(Extracted data entries)
........

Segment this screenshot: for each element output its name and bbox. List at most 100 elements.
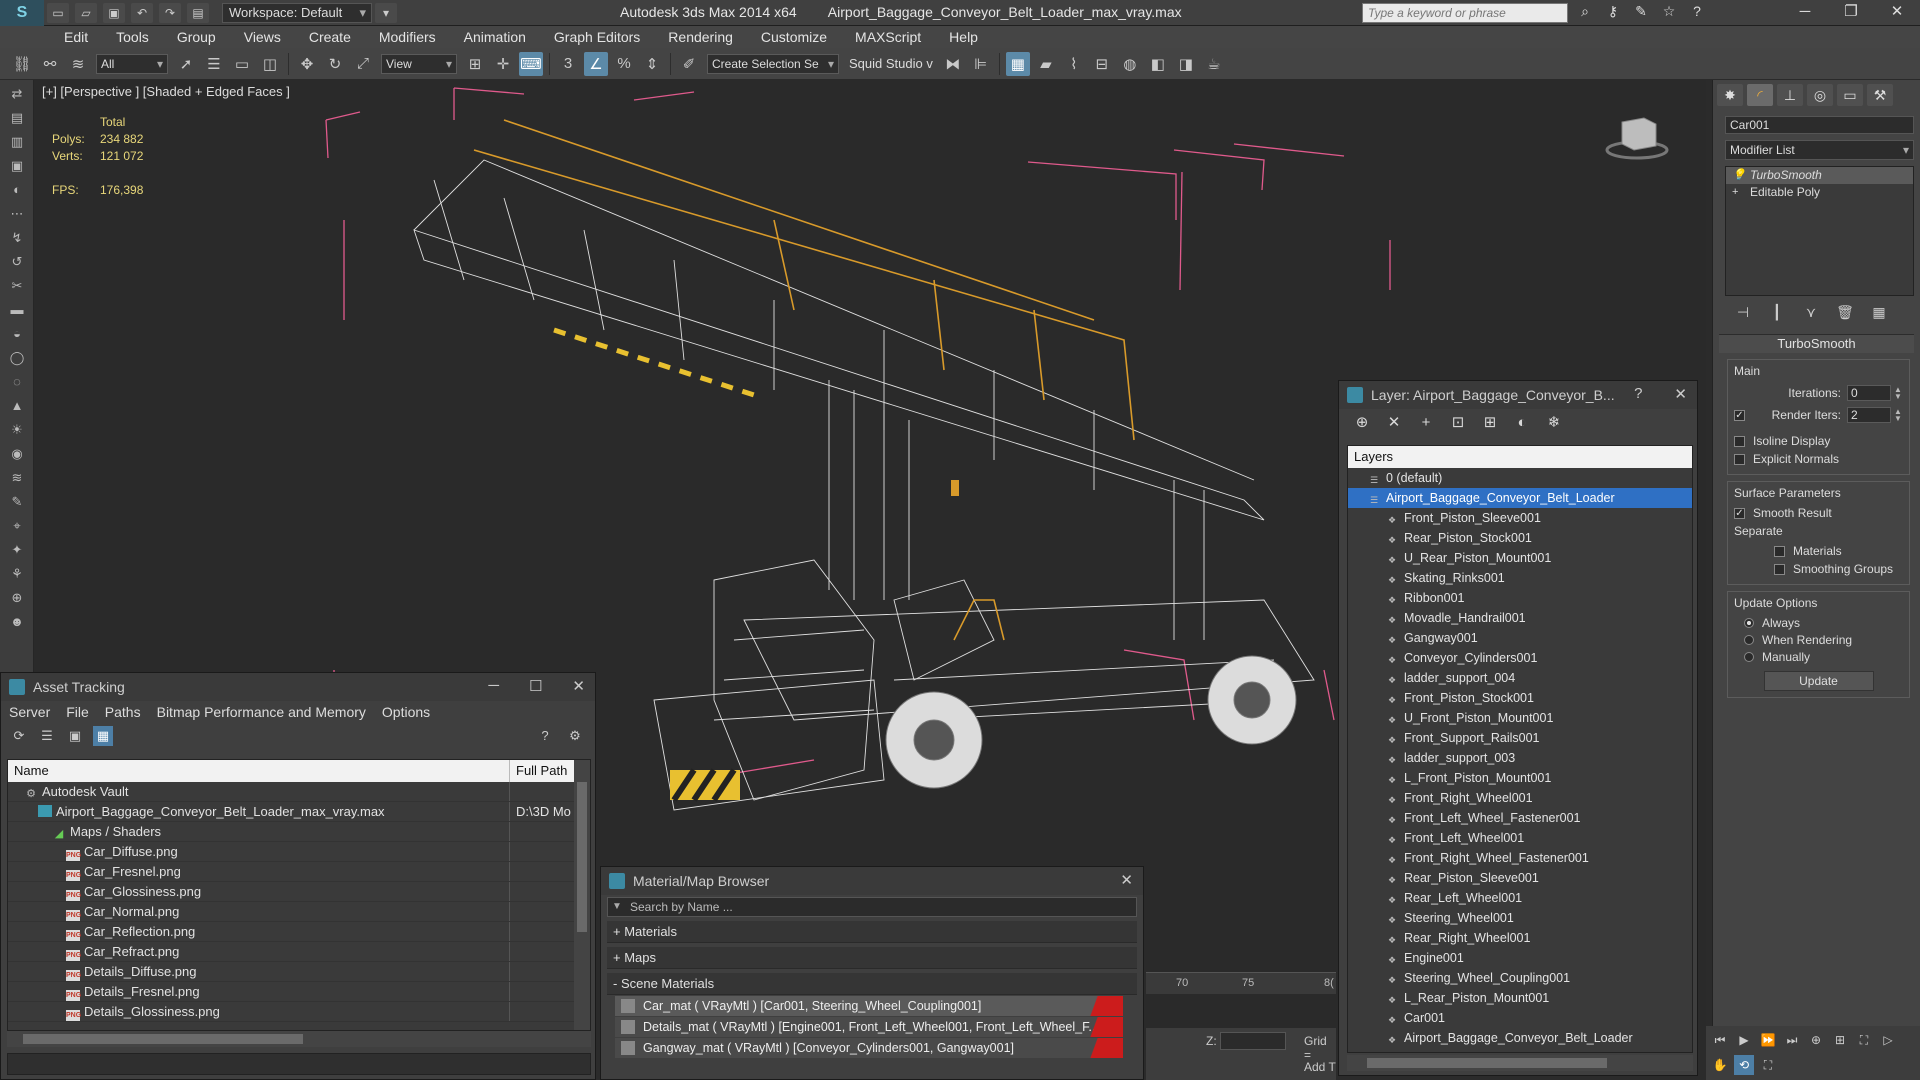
col-name-header[interactable]: Name bbox=[8, 760, 510, 782]
align-icon[interactable]: ⊫ bbox=[969, 52, 993, 76]
material-row[interactable]: Details_mat ( VRayMtl ) [Engine001, Fron… bbox=[615, 1017, 1123, 1037]
restore-button[interactable]: ❐ bbox=[1828, 0, 1874, 26]
thumbnail-view-icon[interactable]: ▣ bbox=[65, 726, 85, 746]
layer-object-row[interactable]: ❖ ladder_support_003 bbox=[1348, 748, 1692, 768]
show-end-result-icon[interactable]: ┃ bbox=[1765, 304, 1789, 324]
time-slider-ruler[interactable]: 70 75 8( bbox=[1146, 972, 1336, 994]
zoom-all-icon[interactable]: ⊞ bbox=[1830, 1030, 1850, 1050]
asset-row[interactable]: PNG Car_Glossiness.png bbox=[8, 882, 590, 902]
keyboard-shortcut-override-icon[interactable]: ⌨ bbox=[519, 51, 543, 76]
explicit-normals-checkbox[interactable]: Explicit Normals bbox=[1734, 450, 1903, 468]
scale-icon[interactable]: ⤢ bbox=[351, 52, 375, 76]
checkbox-box[interactable] bbox=[1734, 435, 1745, 447]
checkbox-box[interactable] bbox=[1774, 563, 1785, 575]
material-row[interactable]: Gangway_mat ( VRayMtl ) [Conveyor_Cylind… bbox=[615, 1038, 1123, 1058]
angle-snap-icon[interactable]: ∠ bbox=[584, 51, 608, 76]
lightbulb-icon[interactable]: 💡 bbox=[1732, 167, 1746, 184]
strip-icon-19[interactable]: ⌖ bbox=[5, 516, 29, 536]
layer-object-row[interactable]: ❖ L_Front_Piston_Mount001 bbox=[1348, 768, 1692, 788]
layer-object-row[interactable]: ❖ Rear_Right_Wheel001 bbox=[1348, 928, 1692, 948]
unlink-icon[interactable]: ⚯ bbox=[38, 52, 62, 76]
project-folder-icon[interactable]: ▤ bbox=[187, 2, 209, 23]
play-icon[interactable]: ▶ bbox=[1734, 1030, 1754, 1050]
menu-server[interactable]: Server bbox=[9, 704, 50, 720]
strip-icon-10[interactable]: ▬ bbox=[5, 300, 29, 320]
scroll-thumb[interactable] bbox=[577, 782, 587, 932]
bind-spacewarp-icon[interactable]: ≋ bbox=[66, 52, 90, 76]
stack-item-turbosmooth[interactable]: 💡 TurboSmooth bbox=[1726, 167, 1913, 184]
layer-row-selected[interactable]: ☰ Airport_Baggage_Conveyor_Belt_Loader bbox=[1348, 488, 1692, 508]
material-search-input[interactable]: Search by Name ... bbox=[607, 897, 1137, 917]
menu-paths[interactable]: Paths bbox=[105, 704, 141, 720]
strip-icon-9[interactable]: ✂ bbox=[5, 276, 29, 296]
hide-unhide-icon[interactable]: ◐ bbox=[1511, 412, 1533, 434]
asset-tracking-titlebar[interactable]: Asset Tracking ─ ☐ ✕ bbox=[1, 673, 595, 701]
select-by-name-icon[interactable]: ☰ bbox=[202, 52, 226, 76]
asset-row[interactable]: ⚙ Autodesk Vault bbox=[8, 782, 590, 802]
mirror-icon[interactable]: ⧓ bbox=[941, 52, 965, 76]
layer-row-default[interactable]: ☰ 0 (default) bbox=[1348, 468, 1692, 488]
viewcube-icon[interactable] bbox=[1604, 110, 1670, 162]
maximize-viewport-icon[interactable]: ⛶ bbox=[1758, 1055, 1778, 1075]
col-path-header[interactable]: Full Path bbox=[510, 760, 576, 782]
update-button[interactable]: Update bbox=[1763, 671, 1874, 691]
menu-modifiers[interactable]: Modifiers bbox=[365, 29, 450, 45]
add-time-tag[interactable]: Add T bbox=[1304, 1060, 1336, 1074]
named-selection-dropdown[interactable]: Create Selection Se bbox=[707, 53, 839, 74]
layer-object-row[interactable]: ❖ Front_Left_Wheel_Fastener001 bbox=[1348, 808, 1692, 828]
layer-object-row[interactable]: ❖ Ribbon001 bbox=[1348, 588, 1692, 608]
customize-qat-icon[interactable]: ▾ bbox=[375, 2, 397, 23]
close-button[interactable]: ✕ bbox=[1674, 385, 1687, 403]
rect-region-icon[interactable]: ▭ bbox=[230, 52, 254, 76]
menu-file[interactable]: File bbox=[66, 704, 89, 720]
table-view-icon[interactable]: ▦ bbox=[93, 726, 113, 746]
layer-object-row[interactable]: ❖ U_Rear_Piston_Mount001 bbox=[1348, 548, 1692, 568]
stack-item-editable-poly[interactable]: + Editable Poly bbox=[1726, 184, 1913, 201]
iterations-spinner[interactable]: 0 bbox=[1847, 385, 1891, 401]
pan-icon[interactable]: ✋ bbox=[1710, 1055, 1730, 1075]
percent-snap-icon[interactable]: % bbox=[612, 52, 636, 76]
update-always-radio[interactable]: Always bbox=[1734, 614, 1903, 631]
motion-tab-icon[interactable]: ◎ bbox=[1807, 84, 1833, 106]
next-frame-icon[interactable]: ⏩ bbox=[1758, 1030, 1778, 1050]
select-object-icon[interactable]: ➚ bbox=[174, 52, 198, 76]
star-icon[interactable]: ☆ bbox=[1658, 3, 1680, 23]
layer-object-row[interactable]: ❖ Front_Piston_Stock001 bbox=[1348, 688, 1692, 708]
new-file-icon[interactable]: ▭ bbox=[47, 2, 69, 23]
spinner-arrows-icon[interactable]: ▲ ▼ bbox=[1893, 386, 1903, 401]
layer-object-row[interactable]: ❖ Engine001 bbox=[1348, 948, 1692, 968]
pivot-center-icon[interactable]: ⊞ bbox=[463, 52, 487, 76]
strip-icon-18[interactable]: ✎ bbox=[5, 492, 29, 512]
strip-icon-11[interactable]: ◒ bbox=[5, 324, 29, 344]
strip-icon-3[interactable]: ▥ bbox=[5, 132, 29, 152]
asset-row[interactable]: PNG Details_Diffuse.png bbox=[8, 962, 590, 982]
highlight-selected-icon[interactable]: ⊞ bbox=[1479, 412, 1501, 434]
workspace-dropdown[interactable]: Workspace: Default bbox=[222, 2, 372, 23]
strip-icon-2[interactable]: ▤ bbox=[5, 108, 29, 128]
layer-object-row[interactable]: ❖ Rear_Piston_Sleeve001 bbox=[1348, 868, 1692, 888]
squid-studio-label[interactable]: Squid Studio v bbox=[849, 56, 933, 71]
object-name-input[interactable]: Car001 bbox=[1725, 116, 1914, 134]
asset-row[interactable]: PNG Car_Refract.png bbox=[8, 942, 590, 962]
strip-icon-14[interactable]: ▲ bbox=[5, 396, 29, 416]
selection-filter-dropdown[interactable]: All bbox=[96, 53, 168, 74]
render-production-icon[interactable]: ☕ bbox=[1202, 52, 1226, 76]
scene-materials-section[interactable]: - Scene Materials bbox=[607, 973, 1137, 995]
menu-tools[interactable]: Tools bbox=[102, 29, 163, 45]
close-button[interactable]: ✕ bbox=[1874, 0, 1920, 26]
layer-object-row[interactable]: ❖ Front_Left_Wheel001 bbox=[1348, 828, 1692, 848]
close-button[interactable]: ✕ bbox=[1120, 871, 1133, 889]
graphite-ribbon-icon[interactable]: ▰ bbox=[1034, 52, 1058, 76]
minimize-button[interactable]: ─ bbox=[1782, 0, 1828, 26]
layer-object-row[interactable]: ❖ Movadle_Handrail001 bbox=[1348, 608, 1692, 628]
strip-icon-21[interactable]: ⚘ bbox=[5, 564, 29, 584]
strip-icon-22[interactable]: ⊕ bbox=[5, 588, 29, 608]
menu-edit[interactable]: Edit bbox=[50, 29, 102, 45]
hierarchy-tab-icon[interactable]: ⊥ bbox=[1777, 84, 1803, 106]
layer-object-row[interactable]: ❖ Front_Right_Wheel001 bbox=[1348, 788, 1692, 808]
layer-object-row[interactable]: ❖ Steering_Wheel_Coupling001 bbox=[1348, 968, 1692, 988]
radio-dot[interactable] bbox=[1744, 651, 1754, 662]
key-icon[interactable]: ⚷ bbox=[1602, 3, 1624, 23]
utilities-tab-icon[interactable]: ⚒ bbox=[1867, 84, 1893, 106]
layer-explorer-titlebar[interactable]: Layer: Airport_Baggage_Conveyor_B... ? ✕ bbox=[1339, 381, 1697, 409]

........

■ Task directions ■
Reproduce the listing from the line containing "col-name-header[interactable]: Name bbox=[8, 760, 510, 782]" through the line containing "thumbnail-view-icon[interactable]: ▣ bbox=[65, 726, 85, 746]", replacing "VRayMtl" with "PhysicalMtl" and leaving everything else unchanged. Return only those lines.

■ Exercise solution ■
col-name-header[interactable]: Name bbox=[8, 760, 510, 782]
align-icon[interactable]: ⊫ bbox=[969, 52, 993, 76]
material-row[interactable]: Details_mat ( PhysicalMtl ) [Engine001, Fron… bbox=[615, 1017, 1123, 1037]
restore-button[interactable]: ❐ bbox=[1828, 0, 1874, 26]
thumbnail-view-icon[interactable]: ▣ bbox=[65, 726, 85, 746]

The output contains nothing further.